# [AIM]
The entries below should be quoted exactly, with no pictures carried over.

Figure dataset records:
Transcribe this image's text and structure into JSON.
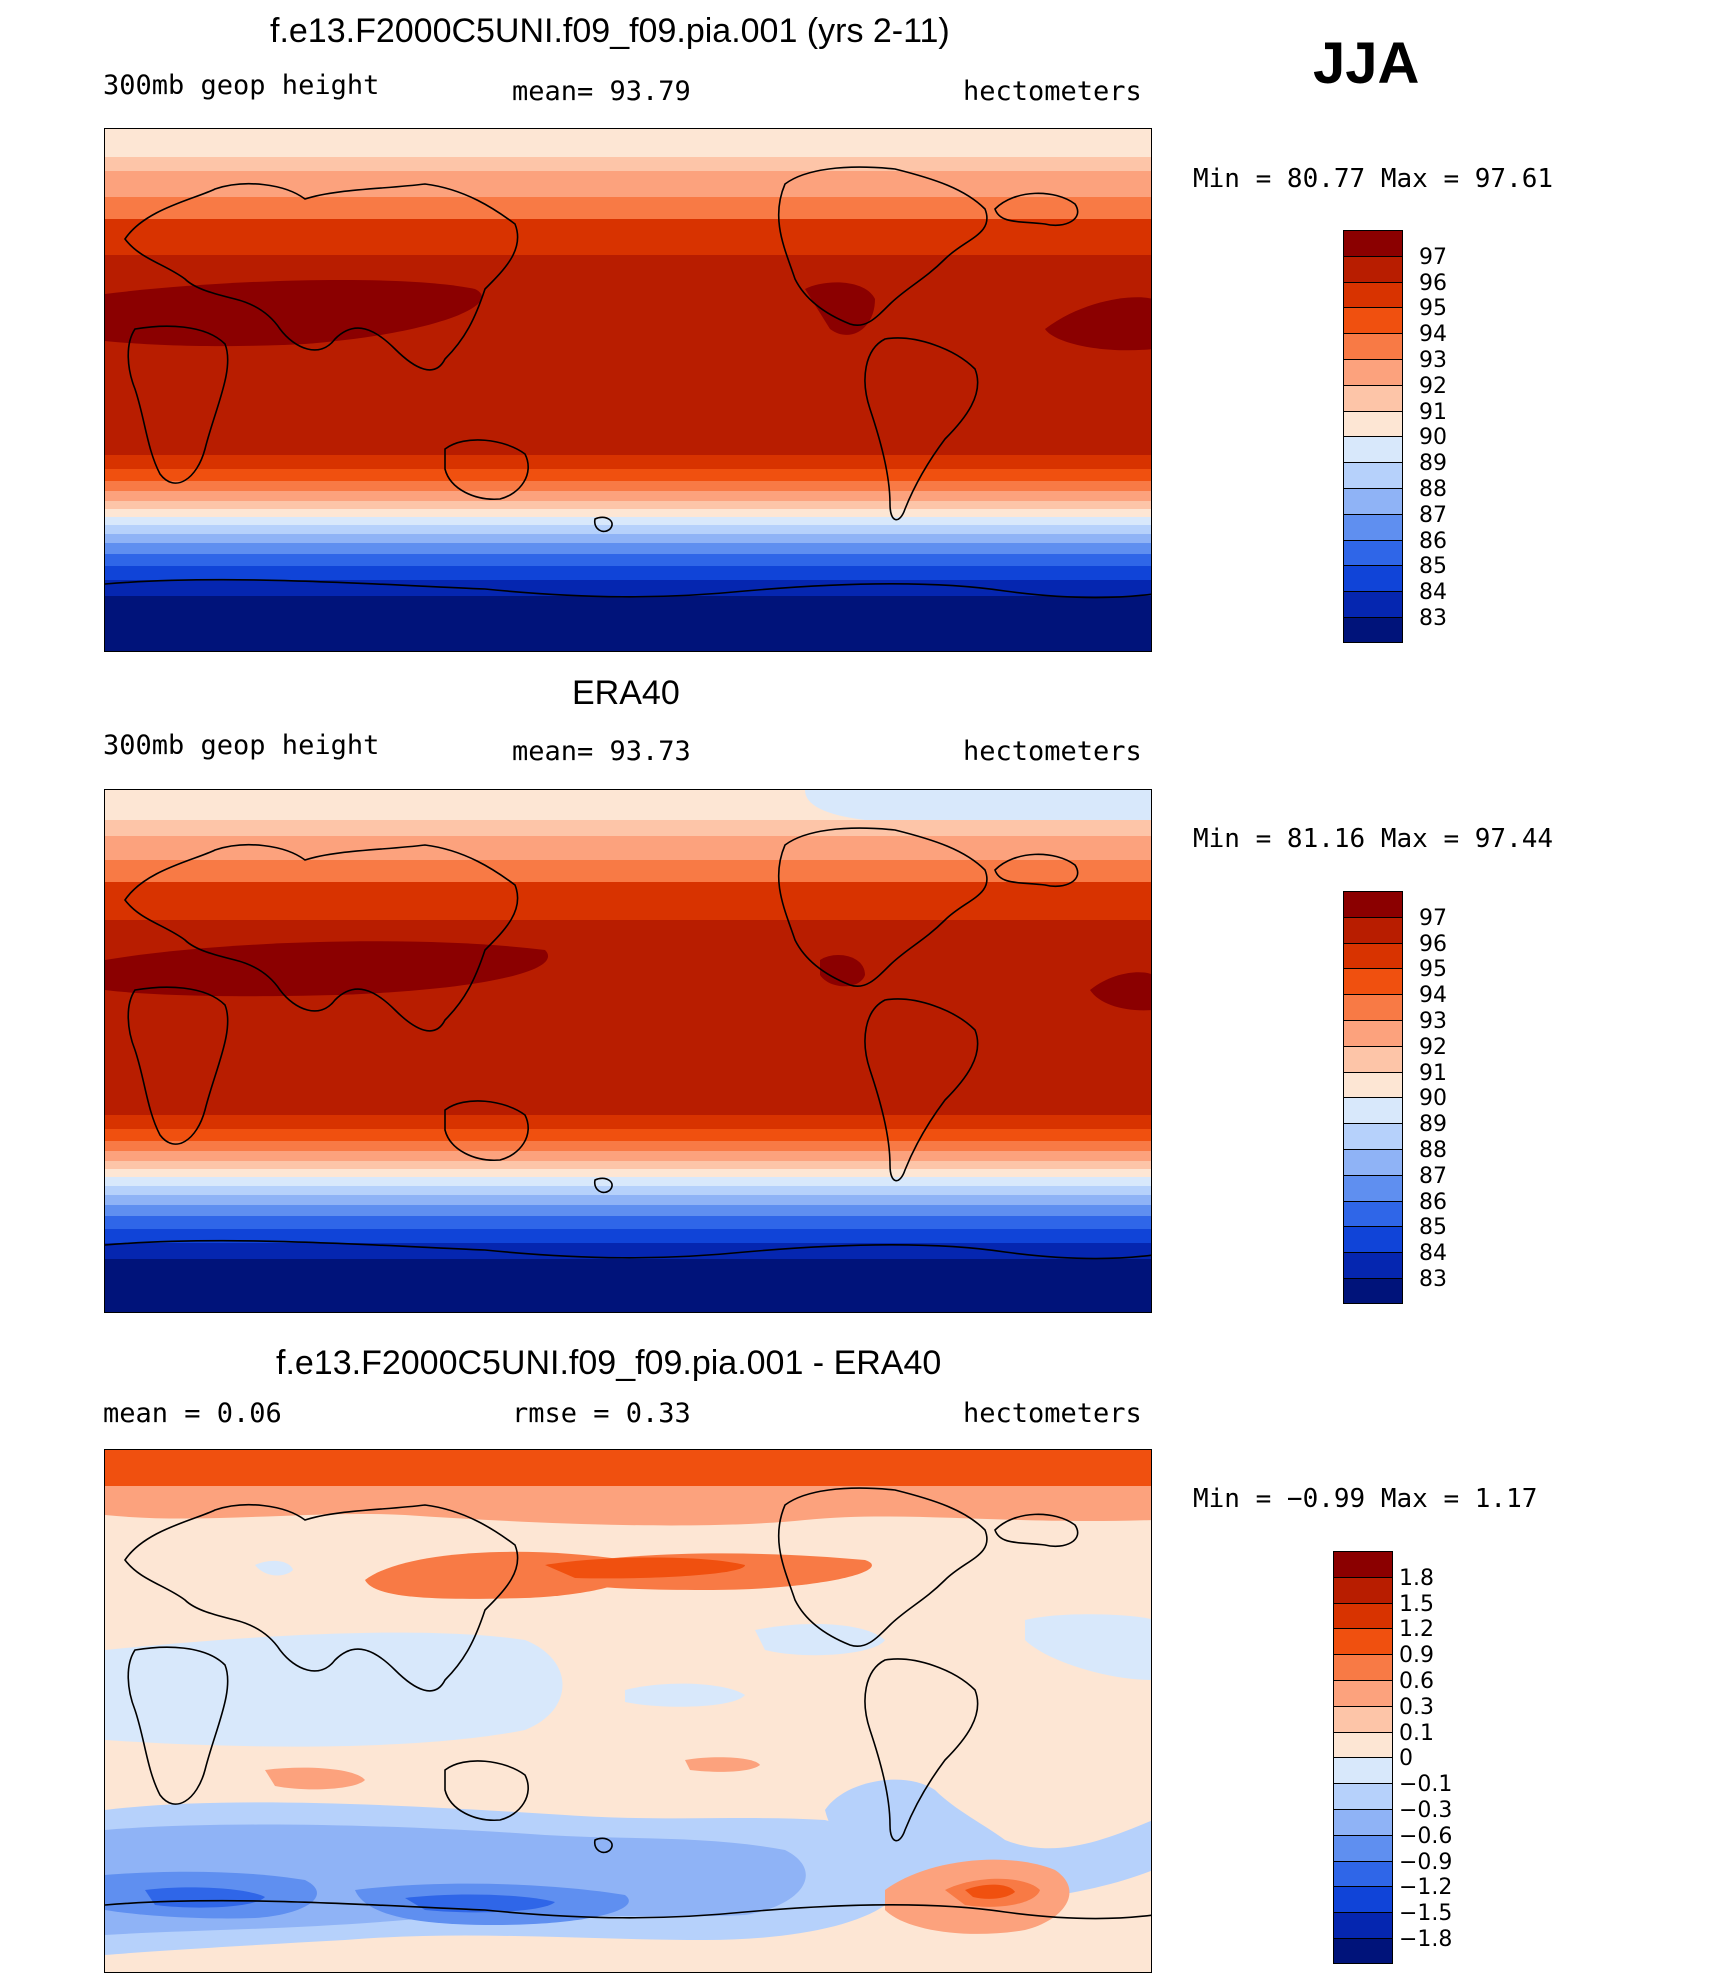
{
  "season": "JJA",
  "panels": [
    {
      "id": "model",
      "title": "f.e13.F2000C5UNI.f09_f09.pia.001 (yrs 2-11)",
      "left_label": "300mb geop height",
      "center_label": "mean=  93.79",
      "right_label": "hectometers",
      "minmax": "Min =  80.77 Max =  97.61"
    },
    {
      "id": "obs",
      "title": "ERA40",
      "left_label": "300mb geop height",
      "center_label": "mean=  93.73",
      "right_label": "hectometers",
      "minmax": "Min =  81.16 Max =  97.44"
    },
    {
      "id": "diff",
      "title": "f.e13.F2000C5UNI.f09_f09.pia.001 - ERA40",
      "left_label": "mean =    0.06",
      "center_label": "rmse =    0.33",
      "right_label": "hectometers",
      "minmax": "Min =  −0.99 Max =    1.17"
    }
  ],
  "colorbars": {
    "absolute": {
      "labels": [
        "97",
        "96",
        "95",
        "94",
        "93",
        "92",
        "91",
        "90",
        "89",
        "88",
        "87",
        "86",
        "85",
        "84",
        "83"
      ],
      "colors": [
        "#8b0000",
        "#b81d00",
        "#d83300",
        "#f0500f",
        "#f87a45",
        "#fca27d",
        "#fdc5a8",
        "#fde6d4",
        "#d8e8fb",
        "#b6d1fb",
        "#8fb3f6",
        "#5f8ff0",
        "#2f66e8",
        "#1044d8",
        "#0526b0",
        "#00137a"
      ]
    },
    "difference": {
      "labels": [
        "1.8",
        "1.5",
        "1.2",
        "0.9",
        "0.6",
        "0.3",
        "0.1",
        "0",
        "−0.1",
        "−0.3",
        "−0.6",
        "−0.9",
        "−1.2",
        "−1.5",
        "−1.8"
      ],
      "colors": [
        "#8b0000",
        "#b81d00",
        "#d83300",
        "#f0500f",
        "#f87a45",
        "#fca27d",
        "#fdc5a8",
        "#fde6d4",
        "#d8e8fb",
        "#b6d1fb",
        "#8fb3f6",
        "#5f8ff0",
        "#2f66e8",
        "#1044d8",
        "#0526b0",
        "#00137a"
      ]
    }
  }
}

# [RESULT OF THE EXERCISE]
Transcribe this image's text and structure into JSON.
{
  "season": "JJA",
  "panels": [
    {
      "id": "model",
      "title": "f.e13.F2000C5UNI.f09_f09.pia.001 (yrs 2-11)",
      "left_label": "300mb geop height",
      "center_label": "mean=  93.79",
      "right_label": "hectometers",
      "minmax": "Min =  80.77 Max =  97.61"
    },
    {
      "id": "obs",
      "title": "ERA40",
      "left_label": "300mb geop height",
      "center_label": "mean=  93.73",
      "right_label": "hectometers",
      "minmax": "Min =  81.16 Max =  97.44"
    },
    {
      "id": "diff",
      "title": "f.e13.F2000C5UNI.f09_f09.pia.001 - ERA40",
      "left_label": "mean =    0.06",
      "center_label": "rmse =    0.33",
      "right_label": "hectometers",
      "minmax": "Min =  −0.99 Max =    1.17"
    }
  ],
  "colorbars": {
    "absolute": {
      "labels": [
        "97",
        "96",
        "95",
        "94",
        "93",
        "92",
        "91",
        "90",
        "89",
        "88",
        "87",
        "86",
        "85",
        "84",
        "83"
      ],
      "colors": [
        "#8b0000",
        "#b81d00",
        "#d83300",
        "#f0500f",
        "#f87a45",
        "#fca27d",
        "#fdc5a8",
        "#fde6d4",
        "#d8e8fb",
        "#b6d1fb",
        "#8fb3f6",
        "#5f8ff0",
        "#2f66e8",
        "#1044d8",
        "#0526b0",
        "#00137a"
      ]
    },
    "difference": {
      "labels": [
        "1.8",
        "1.5",
        "1.2",
        "0.9",
        "0.6",
        "0.3",
        "0.1",
        "0",
        "−0.1",
        "−0.3",
        "−0.6",
        "−0.9",
        "−1.2",
        "−1.5",
        "−1.8"
      ],
      "colors": [
        "#8b0000",
        "#b81d00",
        "#d83300",
        "#f0500f",
        "#f87a45",
        "#fca27d",
        "#fdc5a8",
        "#fde6d4",
        "#d8e8fb",
        "#b6d1fb",
        "#8fb3f6",
        "#5f8ff0",
        "#2f66e8",
        "#1044d8",
        "#0526b0",
        "#00137a"
      ]
    }
  }
}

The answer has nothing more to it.